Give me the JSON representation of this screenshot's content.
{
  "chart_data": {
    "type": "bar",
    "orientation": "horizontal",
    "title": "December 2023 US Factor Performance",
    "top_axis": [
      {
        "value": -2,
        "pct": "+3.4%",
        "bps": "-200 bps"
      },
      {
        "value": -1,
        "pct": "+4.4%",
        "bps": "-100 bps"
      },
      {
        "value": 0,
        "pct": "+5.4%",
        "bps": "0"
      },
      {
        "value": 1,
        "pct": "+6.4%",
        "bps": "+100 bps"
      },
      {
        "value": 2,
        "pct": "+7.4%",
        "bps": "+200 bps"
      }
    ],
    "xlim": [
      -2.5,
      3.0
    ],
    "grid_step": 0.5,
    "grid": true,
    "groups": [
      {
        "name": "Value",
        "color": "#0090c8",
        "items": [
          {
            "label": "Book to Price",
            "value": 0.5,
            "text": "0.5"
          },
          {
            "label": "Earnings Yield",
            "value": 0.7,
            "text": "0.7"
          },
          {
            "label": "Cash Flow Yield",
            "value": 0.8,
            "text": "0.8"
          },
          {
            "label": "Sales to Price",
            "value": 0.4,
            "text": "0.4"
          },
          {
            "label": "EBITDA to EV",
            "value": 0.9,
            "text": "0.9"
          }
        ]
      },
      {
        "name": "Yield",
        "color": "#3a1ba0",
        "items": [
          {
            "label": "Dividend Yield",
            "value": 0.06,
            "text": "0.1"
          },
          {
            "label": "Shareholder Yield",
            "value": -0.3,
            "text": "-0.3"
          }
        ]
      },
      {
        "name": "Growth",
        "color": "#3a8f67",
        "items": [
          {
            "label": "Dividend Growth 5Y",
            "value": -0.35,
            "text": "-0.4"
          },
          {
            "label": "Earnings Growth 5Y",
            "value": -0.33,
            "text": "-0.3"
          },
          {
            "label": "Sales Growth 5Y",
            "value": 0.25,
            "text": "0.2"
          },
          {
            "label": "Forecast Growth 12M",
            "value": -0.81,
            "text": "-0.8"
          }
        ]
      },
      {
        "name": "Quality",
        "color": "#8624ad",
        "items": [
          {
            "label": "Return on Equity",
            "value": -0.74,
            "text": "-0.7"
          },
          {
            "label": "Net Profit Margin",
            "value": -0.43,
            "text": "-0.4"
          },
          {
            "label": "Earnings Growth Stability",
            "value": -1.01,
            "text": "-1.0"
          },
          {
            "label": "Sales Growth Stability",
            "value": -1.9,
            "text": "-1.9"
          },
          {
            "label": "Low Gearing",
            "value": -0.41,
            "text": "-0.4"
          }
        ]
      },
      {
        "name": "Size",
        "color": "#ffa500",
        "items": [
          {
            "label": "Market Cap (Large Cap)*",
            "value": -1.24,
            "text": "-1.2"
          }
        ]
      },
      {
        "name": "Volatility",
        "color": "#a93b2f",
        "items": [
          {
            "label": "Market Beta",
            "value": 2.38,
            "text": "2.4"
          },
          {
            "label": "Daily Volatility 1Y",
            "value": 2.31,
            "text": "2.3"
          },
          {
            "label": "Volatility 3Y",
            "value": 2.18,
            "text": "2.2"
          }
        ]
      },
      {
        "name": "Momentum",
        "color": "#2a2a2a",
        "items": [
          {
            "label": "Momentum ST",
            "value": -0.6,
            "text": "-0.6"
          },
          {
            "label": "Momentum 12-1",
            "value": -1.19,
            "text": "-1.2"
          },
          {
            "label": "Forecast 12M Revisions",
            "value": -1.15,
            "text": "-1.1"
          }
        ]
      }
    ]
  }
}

Exercise brief
Please repeat all the records above exactly as they appear.

Exercise output
Give me the JSON representation of this screenshot's content.
{
  "chart_data": {
    "type": "bar",
    "orientation": "horizontal",
    "title": "December 2023 US Factor Performance",
    "top_axis": [
      {
        "value": -2,
        "pct": "+3.4%",
        "bps": "-200 bps"
      },
      {
        "value": -1,
        "pct": "+4.4%",
        "bps": "-100 bps"
      },
      {
        "value": 0,
        "pct": "+5.4%",
        "bps": "0"
      },
      {
        "value": 1,
        "pct": "+6.4%",
        "bps": "+100 bps"
      },
      {
        "value": 2,
        "pct": "+7.4%",
        "bps": "+200 bps"
      }
    ],
    "xlim": [
      -2.5,
      3.0
    ],
    "grid_step": 0.5,
    "grid": true,
    "groups": [
      {
        "name": "Value",
        "color": "#0090c8",
        "items": [
          {
            "label": "Book to Price",
            "value": 0.5,
            "text": "0.5"
          },
          {
            "label": "Earnings Yield",
            "value": 0.7,
            "text": "0.7"
          },
          {
            "label": "Cash Flow Yield",
            "value": 0.8,
            "text": "0.8"
          },
          {
            "label": "Sales to Price",
            "value": 0.4,
            "text": "0.4"
          },
          {
            "label": "EBITDA to EV",
            "value": 0.9,
            "text": "0.9"
          }
        ]
      },
      {
        "name": "Yield",
        "color": "#3a1ba0",
        "items": [
          {
            "label": "Dividend Yield",
            "value": 0.06,
            "text": "0.1"
          },
          {
            "label": "Shareholder Yield",
            "value": -0.3,
            "text": "-0.3"
          }
        ]
      },
      {
        "name": "Growth",
        "color": "#3a8f67",
        "items": [
          {
            "label": "Dividend Growth 5Y",
            "value": -0.35,
            "text": "-0.4"
          },
          {
            "label": "Earnings Growth 5Y",
            "value": -0.33,
            "text": "-0.3"
          },
          {
            "label": "Sales Growth 5Y",
            "value": 0.25,
            "text": "0.2"
          },
          {
            "label": "Forecast Growth 12M",
            "value": -0.81,
            "text": "-0.8"
          }
        ]
      },
      {
        "name": "Quality",
        "color": "#8624ad",
        "items": [
          {
            "label": "Return on Equity",
            "value": -0.74,
            "text": "-0.7"
          },
          {
            "label": "Net Profit Margin",
            "value": -0.43,
            "text": "-0.4"
          },
          {
            "label": "Earnings Growth Stability",
            "value": -1.01,
            "text": "-1.0"
          },
          {
            "label": "Sales Growth Stability",
            "value": -1.9,
            "text": "-1.9"
          },
          {
            "label": "Low Gearing",
            "value": -0.41,
            "text": "-0.4"
          }
        ]
      },
      {
        "name": "Size",
        "color": "#ffa500",
        "items": [
          {
            "label": "Market Cap (Large Cap)*",
            "value": -1.24,
            "text": "-1.2"
          }
        ]
      },
      {
        "name": "Volatility",
        "color": "#a93b2f",
        "items": [
          {
            "label": "Market Beta",
            "value": 2.38,
            "text": "2.4"
          },
          {
            "label": "Daily Volatility 1Y",
            "value": 2.31,
            "text": "2.3"
          },
          {
            "label": "Volatility 3Y",
            "value": 2.18,
            "text": "2.2"
          }
        ]
      },
      {
        "name": "Momentum",
        "color": "#2a2a2a",
        "items": [
          {
            "label": "Momentum ST",
            "value": -0.6,
            "text": "-0.6"
          },
          {
            "label": "Momentum 12-1",
            "value": -1.19,
            "text": "-1.2"
          },
          {
            "label": "Forecast 12M Revisions",
            "value": -1.15,
            "text": "-1.1"
          }
        ]
      }
    ]
  }
}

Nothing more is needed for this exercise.